● **Data**

§ §

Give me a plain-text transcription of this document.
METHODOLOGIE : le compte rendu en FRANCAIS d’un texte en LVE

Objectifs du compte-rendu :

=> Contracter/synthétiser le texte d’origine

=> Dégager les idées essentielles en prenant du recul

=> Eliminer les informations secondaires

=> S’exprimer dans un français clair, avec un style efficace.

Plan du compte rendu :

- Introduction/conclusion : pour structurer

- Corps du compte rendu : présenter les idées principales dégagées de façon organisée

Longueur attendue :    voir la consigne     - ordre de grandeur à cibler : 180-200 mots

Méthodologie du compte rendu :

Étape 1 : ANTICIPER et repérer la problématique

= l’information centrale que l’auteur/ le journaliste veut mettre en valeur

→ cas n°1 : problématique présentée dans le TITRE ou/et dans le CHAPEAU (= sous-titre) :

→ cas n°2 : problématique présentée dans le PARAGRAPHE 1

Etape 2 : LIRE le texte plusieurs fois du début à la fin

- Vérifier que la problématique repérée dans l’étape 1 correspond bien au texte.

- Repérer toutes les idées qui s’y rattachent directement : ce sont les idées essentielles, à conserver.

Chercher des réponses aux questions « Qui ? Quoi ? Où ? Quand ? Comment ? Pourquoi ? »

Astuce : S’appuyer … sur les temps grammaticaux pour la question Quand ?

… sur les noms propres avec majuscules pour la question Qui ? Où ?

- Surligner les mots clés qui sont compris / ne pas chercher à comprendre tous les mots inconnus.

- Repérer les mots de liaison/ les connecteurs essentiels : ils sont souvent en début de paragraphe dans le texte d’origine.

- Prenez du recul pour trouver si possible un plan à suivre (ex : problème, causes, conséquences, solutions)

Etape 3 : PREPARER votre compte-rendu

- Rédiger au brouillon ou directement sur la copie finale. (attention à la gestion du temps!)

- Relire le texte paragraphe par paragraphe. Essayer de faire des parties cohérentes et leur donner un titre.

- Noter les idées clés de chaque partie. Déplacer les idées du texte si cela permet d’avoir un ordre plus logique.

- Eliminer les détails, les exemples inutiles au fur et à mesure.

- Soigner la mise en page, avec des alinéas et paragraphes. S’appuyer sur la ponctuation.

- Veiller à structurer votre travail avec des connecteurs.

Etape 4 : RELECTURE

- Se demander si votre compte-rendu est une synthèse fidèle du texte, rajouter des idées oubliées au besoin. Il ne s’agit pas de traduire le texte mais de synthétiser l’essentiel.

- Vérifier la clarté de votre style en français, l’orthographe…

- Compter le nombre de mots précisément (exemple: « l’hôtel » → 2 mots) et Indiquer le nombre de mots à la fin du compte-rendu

§ §

● **Set problem**
Transcribe the whole listing with nothing added or left out.

● **Response to the exercise**
Give me a plain-text transcription of this document.
METHODOLOGIE : le compte rendu en FRANCAIS d’un texte en LVE

Objectifs du compte-rendu :

=> Contracter/synthétiser le texte d’origine

=> Dégager les idées essentielles en prenant du recul

=> Eliminer les informations secondaires

=> S’exprimer dans un français clair, avec un style efficace.

Plan du compte rendu :

- Introduction/conclusion : pour structurer

- Corps du compte rendu : présenter les idées principales dégagées de façon organisée

Longueur attendue :    voir la consigne     - ordre de grandeur à cibler : 180-200 mots

Méthodologie du compte rendu :

Étape 1 : ANTICIPER et repérer la problématique

= l’information centrale que l’auteur/ le journaliste veut mettre en valeur

→ cas n°1 : problématique présentée dans le TITRE ou/et dans le CHAPEAU (= sous-titre) :

→ cas n°2 : problématique présentée dans le PARAGRAPHE 1

Etape 2 : LIRE le texte plusieurs fois du début à la fin

- Vérifier que la problématique repérée dans l’étape 1 correspond bien au texte.

- Repérer toutes les idées qui s’y rattachent directement : ce sont les idées essentielles, à conserver.

Chercher des réponses aux questions « Qui ? Quoi ? Où ? Quand ? Comment ? Pourquoi ? »

Astuce : S’appuyer … sur les temps grammaticaux pour la question Quand ?

… sur les noms propres avec majuscules pour la question Qui ? Où ?

- Surligner les mots clés qui sont compris / ne pas chercher à comprendre tous les mots inconnus.

- Repérer les mots de liaison/ les connecteurs essentiels : ils sont souvent en début de paragraphe dans le texte d’origine.

- Prenez du recul pour trouver si possible un plan à suivre (ex : problème, causes, conséquences, solutions)

Etape 3 : PREPARER votre compte-rendu

- Rédiger au brouillon ou directement sur la copie finale. (attention à la gestion du temps!)

- Relire le texte paragraphe par paragraphe. Essayer de faire des parties cohérentes et leur donner un titre.

- Noter les idées clés de chaque partie. Déplacer les idées du texte si cela permet d’avoir un ordre plus logique.

- Eliminer les détails, les exemples inutiles au fur et à mesure.

- Soigner la mise en page, avec des alinéas et paragraphes. S’appuyer sur la ponctuation.

- Veiller à structurer votre travail avec des connecteurs.

Etape 4 : RELECTURE

- Se demander si votre compte-rendu est une synthèse fidèle du texte, rajouter des idées oubliées au besoin. Il ne s’agit pas de traduire le texte mais de synthétiser l’essentiel.

- Vérifier la clarté de votre style en français, l’orthographe…

- Compter le nombre de mots précisément (exemple: « l’hôtel » → 2 mots) et Indiquer le nombre de mots à la fin du compte-rendu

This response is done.